--- DATA EXTRACT ---
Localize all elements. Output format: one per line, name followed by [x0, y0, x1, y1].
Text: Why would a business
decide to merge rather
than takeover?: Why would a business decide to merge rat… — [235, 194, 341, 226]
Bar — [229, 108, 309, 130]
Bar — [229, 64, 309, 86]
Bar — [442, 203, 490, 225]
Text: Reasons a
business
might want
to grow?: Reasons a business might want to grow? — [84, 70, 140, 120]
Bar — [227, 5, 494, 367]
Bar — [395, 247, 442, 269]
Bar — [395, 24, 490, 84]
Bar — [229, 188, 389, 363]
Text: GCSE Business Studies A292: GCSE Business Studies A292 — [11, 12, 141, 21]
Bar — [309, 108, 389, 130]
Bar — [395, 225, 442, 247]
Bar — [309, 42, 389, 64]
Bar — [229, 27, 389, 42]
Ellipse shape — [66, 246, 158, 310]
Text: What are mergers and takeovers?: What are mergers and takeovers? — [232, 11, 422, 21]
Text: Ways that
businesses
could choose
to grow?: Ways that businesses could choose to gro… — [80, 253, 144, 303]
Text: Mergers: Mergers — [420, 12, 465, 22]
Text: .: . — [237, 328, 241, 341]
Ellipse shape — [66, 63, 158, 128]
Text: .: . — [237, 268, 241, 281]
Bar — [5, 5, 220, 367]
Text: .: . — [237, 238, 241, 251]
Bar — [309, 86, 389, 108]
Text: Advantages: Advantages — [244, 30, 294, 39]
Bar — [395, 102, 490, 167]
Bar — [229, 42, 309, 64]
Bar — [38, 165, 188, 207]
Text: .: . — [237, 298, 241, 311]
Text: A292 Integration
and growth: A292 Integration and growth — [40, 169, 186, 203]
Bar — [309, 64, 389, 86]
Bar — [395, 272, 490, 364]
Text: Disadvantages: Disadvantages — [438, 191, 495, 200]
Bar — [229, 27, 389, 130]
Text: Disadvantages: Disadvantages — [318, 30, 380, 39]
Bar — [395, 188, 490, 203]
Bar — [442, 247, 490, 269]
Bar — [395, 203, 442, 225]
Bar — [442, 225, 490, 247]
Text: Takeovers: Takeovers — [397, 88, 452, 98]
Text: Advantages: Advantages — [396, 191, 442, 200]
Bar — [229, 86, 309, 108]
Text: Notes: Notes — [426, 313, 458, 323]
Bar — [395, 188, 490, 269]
---
DIRECTIONS FOR THIS TASK: Reproduce all the rows above, renaming each "Bar" to "Rectangle" and leaving every other part of the text as it is.

RESULT:
Localize all elements. Output format: one per line, name followed by [x0, y0, x1, y1].
Text: Why would a business
decide to merge rather
than takeover?: Why would a business decide to merge rat… — [235, 194, 341, 226]
Rectangle — [229, 108, 309, 130]
Rectangle — [229, 64, 309, 86]
Rectangle — [442, 203, 490, 225]
Text: Reasons a
business
might want
to grow?: Reasons a business might want to grow? — [84, 70, 140, 120]
Rectangle — [227, 5, 494, 367]
Rectangle — [395, 247, 442, 269]
Rectangle — [395, 24, 490, 84]
Rectangle — [229, 188, 389, 363]
Text: GCSE Business Studies A292: GCSE Business Studies A292 — [11, 12, 141, 21]
Rectangle — [309, 108, 389, 130]
Rectangle — [395, 225, 442, 247]
Rectangle — [309, 42, 389, 64]
Rectangle — [229, 27, 389, 42]
Ellipse shape — [66, 246, 158, 310]
Text: What are mergers and takeovers?: What are mergers and takeovers? — [232, 11, 422, 21]
Text: Ways that
businesses
could choose
to grow?: Ways that businesses could choose to gro… — [80, 253, 144, 303]
Text: Mergers: Mergers — [420, 12, 465, 22]
Text: .: . — [237, 328, 241, 341]
Ellipse shape — [66, 63, 158, 128]
Text: .: . — [237, 268, 241, 281]
Rectangle — [5, 5, 220, 367]
Text: .: . — [237, 238, 241, 251]
Rectangle — [309, 86, 389, 108]
Text: Advantages: Advantages — [244, 30, 294, 39]
Rectangle — [395, 102, 490, 167]
Rectangle — [229, 42, 309, 64]
Rectangle — [38, 165, 188, 207]
Text: .: . — [237, 298, 241, 311]
Text: A292 Integration
and growth: A292 Integration and growth — [40, 169, 186, 203]
Rectangle — [309, 64, 389, 86]
Rectangle — [395, 272, 490, 364]
Text: Disadvantages: Disadvantages — [438, 191, 495, 200]
Rectangle — [229, 27, 389, 130]
Text: Disadvantages: Disadvantages — [318, 30, 380, 39]
Rectangle — [395, 188, 490, 203]
Rectangle — [442, 247, 490, 269]
Rectangle — [395, 203, 442, 225]
Rectangle — [442, 225, 490, 247]
Text: Takeovers: Takeovers — [397, 88, 452, 98]
Text: Advantages: Advantages — [396, 191, 442, 200]
Rectangle — [229, 86, 309, 108]
Text: Notes: Notes — [426, 313, 458, 323]
Rectangle — [395, 188, 490, 269]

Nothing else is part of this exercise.